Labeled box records
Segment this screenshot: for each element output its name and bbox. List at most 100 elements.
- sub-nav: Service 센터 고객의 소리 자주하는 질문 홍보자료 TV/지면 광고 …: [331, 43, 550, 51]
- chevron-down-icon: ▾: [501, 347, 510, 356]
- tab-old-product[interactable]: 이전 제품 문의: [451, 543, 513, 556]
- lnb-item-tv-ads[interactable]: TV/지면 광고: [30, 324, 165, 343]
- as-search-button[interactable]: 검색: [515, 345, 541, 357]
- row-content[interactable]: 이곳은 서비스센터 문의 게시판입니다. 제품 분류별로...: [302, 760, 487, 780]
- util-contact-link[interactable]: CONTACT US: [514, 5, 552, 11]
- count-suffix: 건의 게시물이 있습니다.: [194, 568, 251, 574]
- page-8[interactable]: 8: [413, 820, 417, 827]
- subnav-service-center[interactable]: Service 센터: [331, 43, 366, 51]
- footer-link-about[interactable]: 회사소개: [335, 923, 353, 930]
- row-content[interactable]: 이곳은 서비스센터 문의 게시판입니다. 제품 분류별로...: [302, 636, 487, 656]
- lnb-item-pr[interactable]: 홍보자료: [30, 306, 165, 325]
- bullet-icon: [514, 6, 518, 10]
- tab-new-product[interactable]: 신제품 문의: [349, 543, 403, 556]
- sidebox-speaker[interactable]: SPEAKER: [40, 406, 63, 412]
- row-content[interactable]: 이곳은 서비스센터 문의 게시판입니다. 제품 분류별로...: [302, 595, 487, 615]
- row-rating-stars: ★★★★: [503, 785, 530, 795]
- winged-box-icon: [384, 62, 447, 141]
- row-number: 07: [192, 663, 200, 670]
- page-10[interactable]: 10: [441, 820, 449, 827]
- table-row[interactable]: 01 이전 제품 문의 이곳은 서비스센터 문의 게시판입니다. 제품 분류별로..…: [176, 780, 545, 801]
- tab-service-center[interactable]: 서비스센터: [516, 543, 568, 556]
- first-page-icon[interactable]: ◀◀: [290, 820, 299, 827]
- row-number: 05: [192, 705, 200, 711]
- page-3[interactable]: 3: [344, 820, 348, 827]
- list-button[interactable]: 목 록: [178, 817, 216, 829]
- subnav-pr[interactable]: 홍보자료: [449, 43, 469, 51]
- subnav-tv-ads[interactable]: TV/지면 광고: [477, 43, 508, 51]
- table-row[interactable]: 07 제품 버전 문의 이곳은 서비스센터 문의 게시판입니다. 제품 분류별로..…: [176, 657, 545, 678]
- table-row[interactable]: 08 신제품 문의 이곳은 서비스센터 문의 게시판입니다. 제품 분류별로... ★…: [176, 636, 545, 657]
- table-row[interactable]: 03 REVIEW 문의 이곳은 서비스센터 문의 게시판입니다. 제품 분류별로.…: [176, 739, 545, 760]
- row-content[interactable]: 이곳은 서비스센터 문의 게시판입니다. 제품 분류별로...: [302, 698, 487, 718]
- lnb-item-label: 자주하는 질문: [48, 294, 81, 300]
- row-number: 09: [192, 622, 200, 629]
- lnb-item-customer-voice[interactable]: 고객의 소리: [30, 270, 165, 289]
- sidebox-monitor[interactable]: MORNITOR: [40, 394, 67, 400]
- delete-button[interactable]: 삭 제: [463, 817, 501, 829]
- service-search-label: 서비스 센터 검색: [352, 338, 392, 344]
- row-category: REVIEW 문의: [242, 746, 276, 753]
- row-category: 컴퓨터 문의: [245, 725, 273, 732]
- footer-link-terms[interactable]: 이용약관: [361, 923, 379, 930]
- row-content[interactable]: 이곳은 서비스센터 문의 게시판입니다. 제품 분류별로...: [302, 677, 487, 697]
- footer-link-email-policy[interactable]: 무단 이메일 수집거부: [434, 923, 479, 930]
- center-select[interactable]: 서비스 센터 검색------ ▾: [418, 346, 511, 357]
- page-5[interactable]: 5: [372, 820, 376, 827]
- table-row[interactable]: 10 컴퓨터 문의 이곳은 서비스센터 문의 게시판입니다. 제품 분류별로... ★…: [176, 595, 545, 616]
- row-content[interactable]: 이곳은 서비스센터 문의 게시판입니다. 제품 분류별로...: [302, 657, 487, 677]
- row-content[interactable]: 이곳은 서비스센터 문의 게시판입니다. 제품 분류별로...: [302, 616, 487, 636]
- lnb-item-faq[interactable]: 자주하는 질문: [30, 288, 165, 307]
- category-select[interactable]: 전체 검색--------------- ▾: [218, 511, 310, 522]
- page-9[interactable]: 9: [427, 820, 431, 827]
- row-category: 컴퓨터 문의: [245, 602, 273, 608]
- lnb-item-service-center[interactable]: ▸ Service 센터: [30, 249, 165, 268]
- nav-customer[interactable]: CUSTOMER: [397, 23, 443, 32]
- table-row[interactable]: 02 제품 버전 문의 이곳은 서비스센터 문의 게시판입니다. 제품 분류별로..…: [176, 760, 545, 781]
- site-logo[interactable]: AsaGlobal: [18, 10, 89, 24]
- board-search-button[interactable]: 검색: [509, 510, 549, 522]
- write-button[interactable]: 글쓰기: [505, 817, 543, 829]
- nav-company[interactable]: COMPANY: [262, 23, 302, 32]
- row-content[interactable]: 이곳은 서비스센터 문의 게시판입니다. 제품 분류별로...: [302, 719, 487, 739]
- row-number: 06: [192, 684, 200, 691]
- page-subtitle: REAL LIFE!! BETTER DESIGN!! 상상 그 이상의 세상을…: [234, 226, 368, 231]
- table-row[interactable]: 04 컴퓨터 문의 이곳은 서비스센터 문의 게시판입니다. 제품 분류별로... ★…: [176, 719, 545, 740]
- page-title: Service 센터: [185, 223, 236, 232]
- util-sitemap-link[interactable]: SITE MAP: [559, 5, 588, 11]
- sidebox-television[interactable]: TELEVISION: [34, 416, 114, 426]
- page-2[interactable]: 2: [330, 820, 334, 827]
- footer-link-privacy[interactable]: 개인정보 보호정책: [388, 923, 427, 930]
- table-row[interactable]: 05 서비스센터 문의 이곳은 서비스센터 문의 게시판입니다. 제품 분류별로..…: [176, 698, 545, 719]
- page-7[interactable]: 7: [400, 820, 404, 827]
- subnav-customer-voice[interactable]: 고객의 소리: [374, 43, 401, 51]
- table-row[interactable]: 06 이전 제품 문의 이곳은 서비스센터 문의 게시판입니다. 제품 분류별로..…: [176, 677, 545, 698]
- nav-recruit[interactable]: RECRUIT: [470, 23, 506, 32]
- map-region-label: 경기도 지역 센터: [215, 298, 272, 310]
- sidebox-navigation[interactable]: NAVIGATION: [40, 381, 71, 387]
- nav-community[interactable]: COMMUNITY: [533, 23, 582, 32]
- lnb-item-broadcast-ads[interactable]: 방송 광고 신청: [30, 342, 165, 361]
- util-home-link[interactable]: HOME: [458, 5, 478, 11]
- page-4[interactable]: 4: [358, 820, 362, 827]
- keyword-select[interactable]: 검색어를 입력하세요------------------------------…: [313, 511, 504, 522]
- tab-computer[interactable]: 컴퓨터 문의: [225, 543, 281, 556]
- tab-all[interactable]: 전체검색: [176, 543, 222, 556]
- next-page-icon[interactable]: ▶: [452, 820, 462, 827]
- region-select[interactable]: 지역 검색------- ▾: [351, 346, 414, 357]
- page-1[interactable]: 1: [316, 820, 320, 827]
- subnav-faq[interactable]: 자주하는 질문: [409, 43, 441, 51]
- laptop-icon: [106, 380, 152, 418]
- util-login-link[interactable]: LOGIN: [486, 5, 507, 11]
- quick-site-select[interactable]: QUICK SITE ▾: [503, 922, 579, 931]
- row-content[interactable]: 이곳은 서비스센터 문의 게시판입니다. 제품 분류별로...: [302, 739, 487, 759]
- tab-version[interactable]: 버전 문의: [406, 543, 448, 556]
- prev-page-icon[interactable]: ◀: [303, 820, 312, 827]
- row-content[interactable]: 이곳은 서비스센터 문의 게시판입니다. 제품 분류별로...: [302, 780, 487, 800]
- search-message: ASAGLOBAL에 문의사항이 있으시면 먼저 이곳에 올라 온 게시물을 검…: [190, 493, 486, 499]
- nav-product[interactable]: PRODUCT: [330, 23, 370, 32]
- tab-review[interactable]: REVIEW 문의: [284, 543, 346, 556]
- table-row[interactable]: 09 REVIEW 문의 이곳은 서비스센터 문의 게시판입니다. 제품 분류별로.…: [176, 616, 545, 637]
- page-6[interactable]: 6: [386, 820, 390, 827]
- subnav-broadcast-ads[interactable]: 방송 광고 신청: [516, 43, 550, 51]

- **EXERCISE TASK**: Recast the records above as a JSON list of strings, one string per line with blank lines left out. Cover everything from the first line of the records through the line containing "- sidebox-speaker[interactable]: SPEAKER: [40, 406, 63, 412]", inclusive.

- **ANSWER BELOW**:
[
  "Segment this screenshot: for each element output its name and bbox. List at most 100 elements.",
  "- sub-nav: Service 센터 고객의 소리 자주하는 질문 홍보자료 TV/지면 광고 …: [331, 43, 550, 51]",
  "- chevron-down-icon: ▾: [501, 347, 510, 356]",
  "- tab-old-product[interactable]: 이전 제품 문의: [451, 543, 513, 556]",
  "- lnb-item-tv-ads[interactable]: TV/지면 광고: [30, 324, 165, 343]",
  "- as-search-button[interactable]: 검색: [515, 345, 541, 357]",
  "- row-content[interactable]: 이곳은 서비스센터 문의 게시판입니다. 제품 분류별로...: [302, 760, 487, 780]",
  "- util-contact-link[interactable]: CONTACT US: [514, 5, 552, 11]",
  "- count-suffix: 건의 게시물이 있습니다.: [194, 568, 251, 574]",
  "- page-8[interactable]: 8: [413, 820, 417, 827]",
  "- subnav-service-center[interactable]: Service 센터: [331, 43, 366, 51]",
  "- footer-link-about[interactable]: 회사소개: [335, 923, 353, 930]",
  "- row-content[interactable]: 이곳은 서비스센터 문의 게시판입니다. 제품 분류별로...: [302, 636, 487, 656]",
  "- lnb-item-pr[interactable]: 홍보자료: [30, 306, 165, 325]",
  "- bullet-icon: [514, 6, 518, 10]",
  "- tab-new-product[interactable]: 신제품 문의: [349, 543, 403, 556]",
  "- sidebox-speaker[interactable]: SPEAKER: [40, 406, 63, 412]"
]